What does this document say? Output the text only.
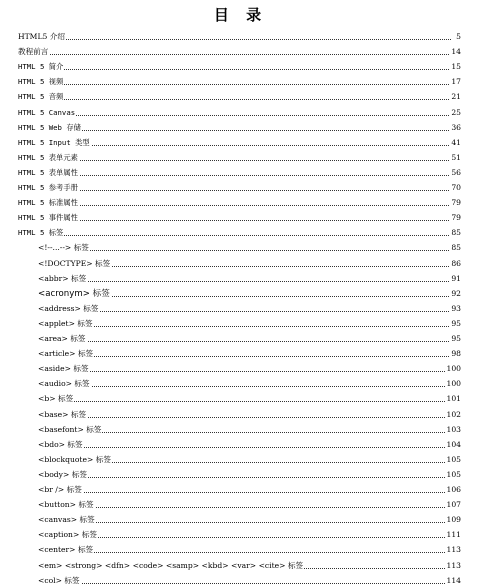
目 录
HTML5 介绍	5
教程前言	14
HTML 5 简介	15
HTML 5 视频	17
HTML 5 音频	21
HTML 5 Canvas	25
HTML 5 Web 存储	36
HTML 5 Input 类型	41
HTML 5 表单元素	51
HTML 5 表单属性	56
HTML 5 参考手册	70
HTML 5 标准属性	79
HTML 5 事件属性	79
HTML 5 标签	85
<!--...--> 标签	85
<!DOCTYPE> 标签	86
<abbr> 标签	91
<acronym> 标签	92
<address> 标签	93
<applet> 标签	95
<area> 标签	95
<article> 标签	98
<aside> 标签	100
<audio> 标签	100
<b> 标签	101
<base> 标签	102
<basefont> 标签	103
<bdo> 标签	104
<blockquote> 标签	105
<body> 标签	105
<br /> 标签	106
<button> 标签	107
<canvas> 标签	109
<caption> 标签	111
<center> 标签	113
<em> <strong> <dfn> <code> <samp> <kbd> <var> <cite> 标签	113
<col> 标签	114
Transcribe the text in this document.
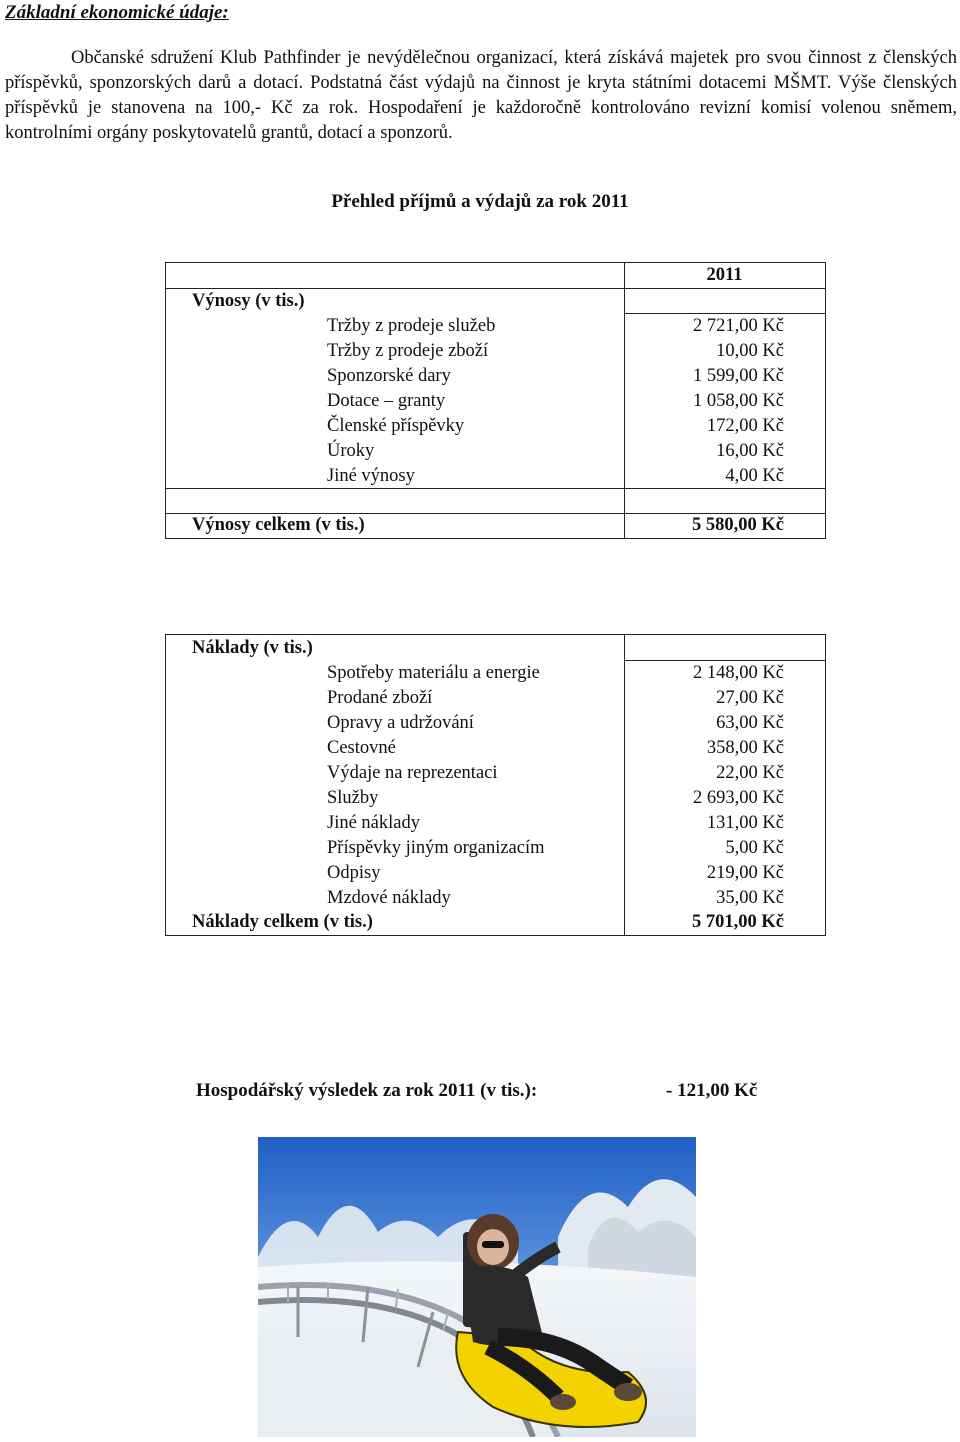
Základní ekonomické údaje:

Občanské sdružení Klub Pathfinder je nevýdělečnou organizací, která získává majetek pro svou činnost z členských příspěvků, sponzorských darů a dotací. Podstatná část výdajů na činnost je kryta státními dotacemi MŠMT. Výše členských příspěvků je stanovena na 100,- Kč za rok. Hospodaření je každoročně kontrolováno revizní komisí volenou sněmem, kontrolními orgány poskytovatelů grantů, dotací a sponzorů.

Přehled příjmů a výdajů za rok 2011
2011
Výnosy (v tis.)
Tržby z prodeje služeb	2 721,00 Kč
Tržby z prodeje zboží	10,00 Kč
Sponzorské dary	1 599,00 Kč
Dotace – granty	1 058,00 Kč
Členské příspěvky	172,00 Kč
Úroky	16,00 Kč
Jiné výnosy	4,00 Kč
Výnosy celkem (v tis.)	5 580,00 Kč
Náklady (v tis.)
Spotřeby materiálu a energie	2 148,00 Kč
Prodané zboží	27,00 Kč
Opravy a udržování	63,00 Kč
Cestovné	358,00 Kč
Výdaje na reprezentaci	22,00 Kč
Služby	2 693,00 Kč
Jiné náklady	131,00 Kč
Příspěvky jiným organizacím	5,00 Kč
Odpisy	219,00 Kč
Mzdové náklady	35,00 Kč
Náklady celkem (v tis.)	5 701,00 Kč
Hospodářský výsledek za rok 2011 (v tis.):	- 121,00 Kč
──────
Exactly as written, return every line of the listing, but not the pictures.

**ANSWER TO THE TASK**
What does this document say? Output the text only.
目 录
HTML5 介绍	5
教程前言	14
HTML 5 简介	15
HTML 5 视频	17
HTML 5 音频	21
HTML 5 Canvas	25
HTML 5 Web 存储	36
HTML 5 Input 类型	41
HTML 5 表单元素	51
HTML 5 表单属性	56
HTML 5 参考手册	70
HTML 5 标准属性	79
HTML 5 事件属性	79
HTML 5 标签	85
<!--...--> 标签	85
<!DOCTYPE> 标签	86
<abbr> 标签	91
<acronym> 标签	92
<address> 标签	93
<applet> 标签	95
<area> 标签	95
<article> 标签	98
<aside> 标签	100
<audio> 标签	100
<b> 标签	101
<base> 标签	102
<basefont> 标签	103
<bdo> 标签	104
<blockquote> 标签	105
<body> 标签	105
<br /> 标签	106
<button> 标签	107
<canvas> 标签	109
<caption> 标签	111
<center> 标签	113
<em> <strong> <dfn> <code> <samp> <kbd> <var> <cite> 标签	113
<col> 标签	114
Transcribe the text in this document.
Základní ekonomické údaje:

Občanské sdružení Klub Pathfinder je nevýdělečnou organizací, která získává majetek pro svou činnost z členských příspěvků, sponzorských darů a dotací. Podstatná část výdajů na činnost je kryta státními dotacemi MŠMT. Výše členských příspěvků je stanovena na 100,- Kč za rok. Hospodaření je každoročně kontrolováno revizní komisí volenou sněmem, kontrolními orgány poskytovatelů grantů, dotací a sponzorů.

Přehled příjmů a výdajů za rok 2011
2011
Výnosy (v tis.)
Tržby z prodeje služeb	2 721,00 Kč
Tržby z prodeje zboží	10,00 Kč
Sponzorské dary	1 599,00 Kč
Dotace – granty	1 058,00 Kč
Členské příspěvky	172,00 Kč
Úroky	16,00 Kč
Jiné výnosy	4,00 Kč
Výnosy celkem (v tis.)	5 580,00 Kč
Náklady (v tis.)
Spotřeby materiálu a energie	2 148,00 Kč
Prodané zboží	27,00 Kč
Opravy a udržování	63,00 Kč
Cestovné	358,00 Kč
Výdaje na reprezentaci	22,00 Kč
Služby	2 693,00 Kč
Jiné náklady	131,00 Kč
Příspěvky jiným organizacím	5,00 Kč
Odpisy	219,00 Kč
Mzdové náklady	35,00 Kč
Náklady celkem (v tis.)	5 701,00 Kč
Hospodářský výsledek za rok 2011 (v tis.):	- 121,00 Kč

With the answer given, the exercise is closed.